# [Texte présenté]

Le cerf-volant
Le cerf-volant,
(au pluriel: des cerfs-volants)
est un engin volant plus lourd que l'air, c'est-à-dire un aérodyne, habituellement sans passager et manœuvré ou simplement rattaché au sol à l'aide d'un ou plusieurs fils. Il est généralement fabriqué avec de la toile et éventuellement une armature rigide.
L'étymologie du mot ne fait aujourd'hui plus de doute : d'après le dictionnaire de l'Académie française et le dictionnaire de la langue des XIXe et XXe siècles publié par le CNRS en 1977, le mot « cerf-volant » (1669) viendrait de serp-volante, serp étant un mot féminin en ancien français pour désigner un serpent. Le mot serp est d'origine méridionale. En occitan, cerf-volant se dit sèrp-volaira et désigne bien un serpent-volant. Pierre Augustin Boissier de Sauvages (1710-1795) dans son Dictionnaire languedocien-françois donne même deux variantes ser ou serp pour désigner le serpent.

# [Extrait des données]
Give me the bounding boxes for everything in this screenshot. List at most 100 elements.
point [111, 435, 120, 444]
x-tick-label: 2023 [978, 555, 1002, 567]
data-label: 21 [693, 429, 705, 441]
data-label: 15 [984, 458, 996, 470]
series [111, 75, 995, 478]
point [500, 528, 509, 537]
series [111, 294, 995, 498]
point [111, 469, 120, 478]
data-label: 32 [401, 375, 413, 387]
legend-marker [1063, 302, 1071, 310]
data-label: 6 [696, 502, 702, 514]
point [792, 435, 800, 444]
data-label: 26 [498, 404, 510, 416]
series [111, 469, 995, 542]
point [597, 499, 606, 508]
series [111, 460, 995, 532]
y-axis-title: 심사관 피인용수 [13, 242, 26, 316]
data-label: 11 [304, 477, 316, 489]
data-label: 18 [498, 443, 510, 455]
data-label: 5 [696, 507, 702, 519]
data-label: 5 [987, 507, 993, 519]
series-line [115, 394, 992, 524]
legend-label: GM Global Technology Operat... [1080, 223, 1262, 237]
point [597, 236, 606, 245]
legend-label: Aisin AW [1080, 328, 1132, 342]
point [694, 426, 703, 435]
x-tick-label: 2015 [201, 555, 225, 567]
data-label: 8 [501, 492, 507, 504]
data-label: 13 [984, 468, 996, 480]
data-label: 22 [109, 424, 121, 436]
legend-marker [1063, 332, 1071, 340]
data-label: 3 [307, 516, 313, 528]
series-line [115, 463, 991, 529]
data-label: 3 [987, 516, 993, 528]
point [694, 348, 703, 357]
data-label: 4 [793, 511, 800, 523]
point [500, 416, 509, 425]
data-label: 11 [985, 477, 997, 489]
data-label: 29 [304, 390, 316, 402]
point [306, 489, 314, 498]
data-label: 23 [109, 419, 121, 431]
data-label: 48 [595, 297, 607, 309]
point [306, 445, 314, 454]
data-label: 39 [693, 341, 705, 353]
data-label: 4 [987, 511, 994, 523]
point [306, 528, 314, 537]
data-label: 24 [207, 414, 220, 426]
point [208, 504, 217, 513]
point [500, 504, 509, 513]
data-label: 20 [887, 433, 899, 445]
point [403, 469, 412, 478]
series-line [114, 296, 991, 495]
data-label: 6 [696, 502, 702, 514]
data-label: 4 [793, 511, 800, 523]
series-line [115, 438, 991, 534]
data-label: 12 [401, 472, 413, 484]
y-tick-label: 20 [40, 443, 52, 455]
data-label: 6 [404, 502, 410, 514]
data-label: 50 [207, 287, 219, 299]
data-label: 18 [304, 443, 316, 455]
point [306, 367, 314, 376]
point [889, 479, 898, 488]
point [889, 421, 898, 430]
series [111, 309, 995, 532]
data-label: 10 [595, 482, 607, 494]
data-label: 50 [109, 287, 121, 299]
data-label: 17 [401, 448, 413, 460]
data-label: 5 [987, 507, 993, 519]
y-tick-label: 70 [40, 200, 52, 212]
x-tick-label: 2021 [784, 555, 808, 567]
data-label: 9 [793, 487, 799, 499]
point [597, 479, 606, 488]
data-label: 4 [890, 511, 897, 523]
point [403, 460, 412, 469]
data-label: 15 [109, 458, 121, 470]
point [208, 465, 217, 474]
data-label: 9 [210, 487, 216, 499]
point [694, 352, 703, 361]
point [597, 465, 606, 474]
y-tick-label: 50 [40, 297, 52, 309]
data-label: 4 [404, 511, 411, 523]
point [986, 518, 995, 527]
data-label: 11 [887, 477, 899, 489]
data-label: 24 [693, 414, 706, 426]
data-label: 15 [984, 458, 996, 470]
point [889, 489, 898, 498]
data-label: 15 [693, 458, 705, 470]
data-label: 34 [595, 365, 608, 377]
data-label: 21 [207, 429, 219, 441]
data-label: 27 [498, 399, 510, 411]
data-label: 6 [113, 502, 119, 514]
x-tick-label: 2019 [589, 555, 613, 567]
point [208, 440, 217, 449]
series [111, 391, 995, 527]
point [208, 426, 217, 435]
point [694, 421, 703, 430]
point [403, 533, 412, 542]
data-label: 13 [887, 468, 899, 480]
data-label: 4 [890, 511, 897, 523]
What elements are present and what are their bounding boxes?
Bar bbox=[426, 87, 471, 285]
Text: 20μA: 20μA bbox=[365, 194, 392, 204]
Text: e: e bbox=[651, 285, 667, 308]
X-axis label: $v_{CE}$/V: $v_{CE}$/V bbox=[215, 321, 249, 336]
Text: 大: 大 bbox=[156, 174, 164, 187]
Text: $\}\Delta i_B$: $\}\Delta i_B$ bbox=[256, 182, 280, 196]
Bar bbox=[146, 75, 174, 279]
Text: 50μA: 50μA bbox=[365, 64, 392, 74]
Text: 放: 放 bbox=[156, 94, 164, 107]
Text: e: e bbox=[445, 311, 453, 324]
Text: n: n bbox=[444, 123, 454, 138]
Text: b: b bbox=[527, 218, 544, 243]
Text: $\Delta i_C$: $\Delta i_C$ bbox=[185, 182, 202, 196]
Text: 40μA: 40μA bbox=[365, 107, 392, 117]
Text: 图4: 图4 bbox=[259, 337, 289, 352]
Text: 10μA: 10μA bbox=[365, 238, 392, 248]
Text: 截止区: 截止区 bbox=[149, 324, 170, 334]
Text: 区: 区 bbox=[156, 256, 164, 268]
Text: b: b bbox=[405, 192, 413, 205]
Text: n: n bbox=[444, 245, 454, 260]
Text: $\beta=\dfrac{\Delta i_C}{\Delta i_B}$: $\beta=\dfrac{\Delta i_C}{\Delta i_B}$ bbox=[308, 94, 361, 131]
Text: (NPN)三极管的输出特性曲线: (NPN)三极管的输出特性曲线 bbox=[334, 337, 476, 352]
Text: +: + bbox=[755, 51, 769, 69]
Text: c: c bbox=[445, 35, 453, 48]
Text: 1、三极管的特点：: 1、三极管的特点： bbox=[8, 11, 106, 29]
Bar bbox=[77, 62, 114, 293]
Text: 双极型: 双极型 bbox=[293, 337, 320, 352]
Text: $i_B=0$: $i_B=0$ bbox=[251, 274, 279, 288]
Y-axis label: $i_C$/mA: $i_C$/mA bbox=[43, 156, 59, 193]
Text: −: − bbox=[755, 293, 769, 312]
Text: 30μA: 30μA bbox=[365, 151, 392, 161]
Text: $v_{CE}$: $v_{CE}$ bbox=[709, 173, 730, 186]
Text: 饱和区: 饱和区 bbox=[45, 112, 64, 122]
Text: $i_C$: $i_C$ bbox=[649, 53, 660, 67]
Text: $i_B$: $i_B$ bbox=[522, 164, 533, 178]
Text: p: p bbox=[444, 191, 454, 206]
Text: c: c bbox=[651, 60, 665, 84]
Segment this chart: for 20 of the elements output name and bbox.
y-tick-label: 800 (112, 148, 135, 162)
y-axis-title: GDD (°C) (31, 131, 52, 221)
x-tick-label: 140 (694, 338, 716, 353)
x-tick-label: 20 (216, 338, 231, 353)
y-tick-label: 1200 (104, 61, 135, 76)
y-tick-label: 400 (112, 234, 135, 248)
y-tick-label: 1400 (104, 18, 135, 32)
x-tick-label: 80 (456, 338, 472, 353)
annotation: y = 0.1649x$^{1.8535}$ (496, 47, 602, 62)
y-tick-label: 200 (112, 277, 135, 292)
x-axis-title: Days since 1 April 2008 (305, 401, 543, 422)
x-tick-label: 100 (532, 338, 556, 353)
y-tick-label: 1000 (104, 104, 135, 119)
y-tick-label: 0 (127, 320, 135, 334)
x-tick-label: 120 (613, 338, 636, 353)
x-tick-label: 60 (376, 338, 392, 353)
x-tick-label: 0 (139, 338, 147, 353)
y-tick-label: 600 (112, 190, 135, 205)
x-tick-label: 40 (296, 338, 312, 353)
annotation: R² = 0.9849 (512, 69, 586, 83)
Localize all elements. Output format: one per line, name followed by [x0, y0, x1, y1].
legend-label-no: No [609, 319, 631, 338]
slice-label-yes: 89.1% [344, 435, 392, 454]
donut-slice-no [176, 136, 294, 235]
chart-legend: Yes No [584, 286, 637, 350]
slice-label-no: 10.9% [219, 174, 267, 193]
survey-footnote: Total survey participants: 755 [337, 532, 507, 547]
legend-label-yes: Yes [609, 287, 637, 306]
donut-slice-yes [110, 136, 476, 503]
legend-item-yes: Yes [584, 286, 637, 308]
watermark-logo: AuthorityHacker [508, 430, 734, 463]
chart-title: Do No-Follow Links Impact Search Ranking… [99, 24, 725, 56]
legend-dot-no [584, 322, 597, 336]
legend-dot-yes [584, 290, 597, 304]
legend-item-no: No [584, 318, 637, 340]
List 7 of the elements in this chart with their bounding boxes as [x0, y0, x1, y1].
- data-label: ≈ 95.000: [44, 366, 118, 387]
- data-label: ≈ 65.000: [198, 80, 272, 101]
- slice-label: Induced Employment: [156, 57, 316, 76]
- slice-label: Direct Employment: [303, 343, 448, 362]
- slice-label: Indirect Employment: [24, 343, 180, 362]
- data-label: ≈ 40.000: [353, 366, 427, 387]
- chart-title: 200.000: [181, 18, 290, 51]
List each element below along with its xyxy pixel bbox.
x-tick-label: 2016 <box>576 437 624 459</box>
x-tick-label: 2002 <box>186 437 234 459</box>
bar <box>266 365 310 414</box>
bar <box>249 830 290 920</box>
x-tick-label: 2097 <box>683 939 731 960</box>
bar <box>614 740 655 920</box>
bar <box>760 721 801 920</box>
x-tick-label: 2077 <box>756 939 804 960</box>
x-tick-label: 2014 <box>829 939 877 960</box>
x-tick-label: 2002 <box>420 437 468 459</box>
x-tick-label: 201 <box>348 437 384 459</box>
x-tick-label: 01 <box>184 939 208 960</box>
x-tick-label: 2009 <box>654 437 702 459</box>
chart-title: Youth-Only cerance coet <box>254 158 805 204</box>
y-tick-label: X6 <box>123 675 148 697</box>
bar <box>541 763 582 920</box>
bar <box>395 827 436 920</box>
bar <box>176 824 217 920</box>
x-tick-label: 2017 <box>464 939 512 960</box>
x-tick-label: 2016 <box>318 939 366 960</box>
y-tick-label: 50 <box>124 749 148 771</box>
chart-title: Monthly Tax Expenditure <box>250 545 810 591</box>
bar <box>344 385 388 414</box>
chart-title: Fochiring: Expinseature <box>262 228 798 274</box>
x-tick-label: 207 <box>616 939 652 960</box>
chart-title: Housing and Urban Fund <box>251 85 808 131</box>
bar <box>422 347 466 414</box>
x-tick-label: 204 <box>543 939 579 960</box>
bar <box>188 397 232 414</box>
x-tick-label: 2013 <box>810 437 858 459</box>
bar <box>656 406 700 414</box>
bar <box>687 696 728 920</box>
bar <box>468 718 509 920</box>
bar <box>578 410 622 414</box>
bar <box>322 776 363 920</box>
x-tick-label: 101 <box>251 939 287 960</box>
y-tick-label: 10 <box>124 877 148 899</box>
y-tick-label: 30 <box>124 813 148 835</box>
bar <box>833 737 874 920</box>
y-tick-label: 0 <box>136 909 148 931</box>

# [Exercices proposés]
1) Recopiez, s'il vous plaît, le passage du texte sur le cerf-volant qui va de « est un engin » à « une armature rigide. ».
2) Répondez à ces questions sur le texte sur le cerf-volant :
(a) Avec quoi le cerf-volant est-il généralement fabriqué ?
(b) Comment dit-on cerf-volant en occitan ?
(c) Quel ouvrage de Pierre Augustin Boissier de Sauvages est cité ?

# [Solutions des exercices]
1)
est un engin volant plus lourd que l'air, c'est-à-dire un aérodyne, habituellement sans passager et manœuvré ou simplement rattaché au sol à l'aide d'un ou plusieurs fils. Il est généralement fabriqué avec de la toile et éventuellement une armature rigide.

2)
(a) Avec de la toile et éventuellement une armature rigide.
(b) Sèrp-volaira.
(c) Son Dictionnaire languedocien-françois.